## start INFORMATION PROVIDED

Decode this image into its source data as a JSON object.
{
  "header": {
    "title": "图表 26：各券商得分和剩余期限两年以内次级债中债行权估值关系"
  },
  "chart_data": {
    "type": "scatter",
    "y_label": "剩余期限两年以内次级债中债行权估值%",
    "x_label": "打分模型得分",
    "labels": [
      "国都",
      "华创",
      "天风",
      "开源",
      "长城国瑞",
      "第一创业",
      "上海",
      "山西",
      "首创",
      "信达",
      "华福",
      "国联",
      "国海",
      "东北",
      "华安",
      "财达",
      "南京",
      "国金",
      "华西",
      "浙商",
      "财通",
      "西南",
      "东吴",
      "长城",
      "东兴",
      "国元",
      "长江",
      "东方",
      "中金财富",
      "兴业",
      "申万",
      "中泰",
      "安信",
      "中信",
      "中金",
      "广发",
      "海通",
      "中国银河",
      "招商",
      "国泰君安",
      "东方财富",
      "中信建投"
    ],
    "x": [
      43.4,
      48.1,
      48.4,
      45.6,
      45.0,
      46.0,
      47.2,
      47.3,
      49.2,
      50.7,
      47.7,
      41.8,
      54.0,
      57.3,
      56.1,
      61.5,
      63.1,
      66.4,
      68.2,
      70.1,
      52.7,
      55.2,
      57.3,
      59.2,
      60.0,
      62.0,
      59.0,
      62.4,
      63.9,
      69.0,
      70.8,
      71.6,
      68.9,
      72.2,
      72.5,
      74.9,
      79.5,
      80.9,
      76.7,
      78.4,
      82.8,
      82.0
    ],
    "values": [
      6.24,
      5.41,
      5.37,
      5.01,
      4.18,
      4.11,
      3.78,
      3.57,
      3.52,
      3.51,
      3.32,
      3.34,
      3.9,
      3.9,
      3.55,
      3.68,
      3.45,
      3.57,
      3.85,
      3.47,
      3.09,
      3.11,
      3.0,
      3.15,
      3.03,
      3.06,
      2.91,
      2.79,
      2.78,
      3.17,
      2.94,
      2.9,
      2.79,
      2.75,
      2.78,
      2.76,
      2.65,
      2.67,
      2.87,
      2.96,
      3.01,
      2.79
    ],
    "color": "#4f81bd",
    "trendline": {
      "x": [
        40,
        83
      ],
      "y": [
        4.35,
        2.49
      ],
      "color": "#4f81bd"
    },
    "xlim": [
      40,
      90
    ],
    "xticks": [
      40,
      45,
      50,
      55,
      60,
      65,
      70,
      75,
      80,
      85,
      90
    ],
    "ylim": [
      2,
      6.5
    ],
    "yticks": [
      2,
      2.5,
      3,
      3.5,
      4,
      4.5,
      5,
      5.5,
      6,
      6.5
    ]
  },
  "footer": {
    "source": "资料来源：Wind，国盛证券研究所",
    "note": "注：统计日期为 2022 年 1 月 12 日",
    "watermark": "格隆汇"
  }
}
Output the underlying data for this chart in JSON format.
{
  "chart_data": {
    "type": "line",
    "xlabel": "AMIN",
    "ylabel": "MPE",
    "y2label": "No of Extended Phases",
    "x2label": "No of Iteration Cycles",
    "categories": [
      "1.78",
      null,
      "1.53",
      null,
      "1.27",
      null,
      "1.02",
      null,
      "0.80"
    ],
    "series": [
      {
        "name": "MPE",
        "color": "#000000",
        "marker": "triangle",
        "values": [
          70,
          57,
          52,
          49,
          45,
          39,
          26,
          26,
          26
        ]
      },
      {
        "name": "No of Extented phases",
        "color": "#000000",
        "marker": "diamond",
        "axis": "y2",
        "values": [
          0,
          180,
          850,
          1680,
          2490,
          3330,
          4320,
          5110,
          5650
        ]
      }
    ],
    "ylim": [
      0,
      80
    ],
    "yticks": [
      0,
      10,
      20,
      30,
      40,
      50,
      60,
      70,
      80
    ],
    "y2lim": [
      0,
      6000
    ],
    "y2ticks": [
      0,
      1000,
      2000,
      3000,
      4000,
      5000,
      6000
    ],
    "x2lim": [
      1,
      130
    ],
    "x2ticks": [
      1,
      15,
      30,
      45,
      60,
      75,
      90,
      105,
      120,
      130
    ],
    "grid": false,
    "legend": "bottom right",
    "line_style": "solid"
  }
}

## end INFORMATION PROVIDED

• [INSTRUCTIONS TO FOLLOW] Each line in the material above must be retyped without alteration.

• [RESULT FOR THIS TASK]
Decode this image into its source data as a JSON object.
{
  "header": {
    "title": "图表 26：各券商得分和剩余期限两年以内次级债中债行权估值关系"
  },
  "chart_data": {
    "type": "scatter",
    "y_label": "剩余期限两年以内次级债中债行权估值%",
    "x_label": "打分模型得分",
    "labels": [
      "国都",
      "华创",
      "天风",
      "开源",
      "长城国瑞",
      "第一创业",
      "上海",
      "山西",
      "首创",
      "信达",
      "华福",
      "国联",
      "国海",
      "东北",
      "华安",
      "财达",
      "南京",
      "国金",
      "华西",
      "浙商",
      "财通",
      "西南",
      "东吴",
      "长城",
      "东兴",
      "国元",
      "长江",
      "东方",
      "中金财富",
      "兴业",
      "申万",
      "中泰",
      "安信",
      "中信",
      "中金",
      "广发",
      "海通",
      "中国银河",
      "招商",
      "国泰君安",
      "东方财富",
      "中信建投"
    ],
    "x": [
      43.4,
      48.1,
      48.4,
      45.6,
      45.0,
      46.0,
      47.2,
      47.3,
      49.2,
      50.7,
      47.7,
      41.8,
      54.0,
      57.3,
      56.1,
      61.5,
      63.1,
      66.4,
      68.2,
      70.1,
      52.7,
      55.2,
      57.3,
      59.2,
      60.0,
      62.0,
      59.0,
      62.4,
      63.9,
      69.0,
      70.8,
      71.6,
      68.9,
      72.2,
      72.5,
      74.9,
      79.5,
      80.9,
      76.7,
      78.4,
      82.8,
      82.0
    ],
    "values": [
      6.24,
      5.41,
      5.37,
      5.01,
      4.18,
      4.11,
      3.78,
      3.57,
      3.52,
      3.51,
      3.32,
      3.34,
      3.9,
      3.9,
      3.55,
      3.68,
      3.45,
      3.57,
      3.85,
      3.47,
      3.09,
      3.11,
      3.0,
      3.15,
      3.03,
      3.06,
      2.91,
      2.79,
      2.78,
      3.17,
      2.94,
      2.9,
      2.79,
      2.75,
      2.78,
      2.76,
      2.65,
      2.67,
      2.87,
      2.96,
      3.01,
      2.79
    ],
    "color": "#4f81bd",
    "trendline": {
      "x": [
        40,
        83
      ],
      "y": [
        4.35,
        2.49
      ],
      "color": "#4f81bd"
    },
    "xlim": [
      40,
      90
    ],
    "xticks": [
      40,
      45,
      50,
      55,
      60,
      65,
      70,
      75,
      80,
      85,
      90
    ],
    "ylim": [
      2,
      6.5
    ],
    "yticks": [
      2,
      2.5,
      3,
      3.5,
      4,
      4.5,
      5,
      5.5,
      6,
      6.5
    ]
  },
  "footer": {
    "source": "资料来源：Wind，国盛证券研究所",
    "note": "注：统计日期为 2022 年 1 月 12 日",
    "watermark": "格隆汇"
  }
}
Output the underlying data for this chart in JSON format.
{
  "chart_data": {
    "type": "line",
    "xlabel": "AMIN",
    "ylabel": "MPE",
    "y2label": "No of Extended Phases",
    "x2label": "No of Iteration Cycles",
    "categories": [
      "1.78",
      null,
      "1.53",
      null,
      "1.27",
      null,
      "1.02",
      null,
      "0.80"
    ],
    "series": [
      {
        "name": "MPE",
        "color": "#000000",
        "marker": "triangle",
        "values": [
          70,
          57,
          52,
          49,
          45,
          39,
          26,
          26,
          26
        ]
      },
      {
        "name": "No of Extented phases",
        "color": "#000000",
        "marker": "diamond",
        "axis": "y2",
        "values": [
          0,
          180,
          850,
          1680,
          2490,
          3330,
          4320,
          5110,
          5650
        ]
      }
    ],
    "ylim": [
      0,
      80
    ],
    "yticks": [
      0,
      10,
      20,
      30,
      40,
      50,
      60,
      70,
      80
    ],
    "y2lim": [
      0,
      6000
    ],
    "y2ticks": [
      0,
      1000,
      2000,
      3000,
      4000,
      5000,
      6000
    ],
    "x2lim": [
      1,
      130
    ],
    "x2ticks": [
      1,
      15,
      30,
      45,
      60,
      75,
      90,
      105,
      120,
      130
    ],
    "grid": false,
    "legend": "bottom right",
    "line_style": "solid"
  }
}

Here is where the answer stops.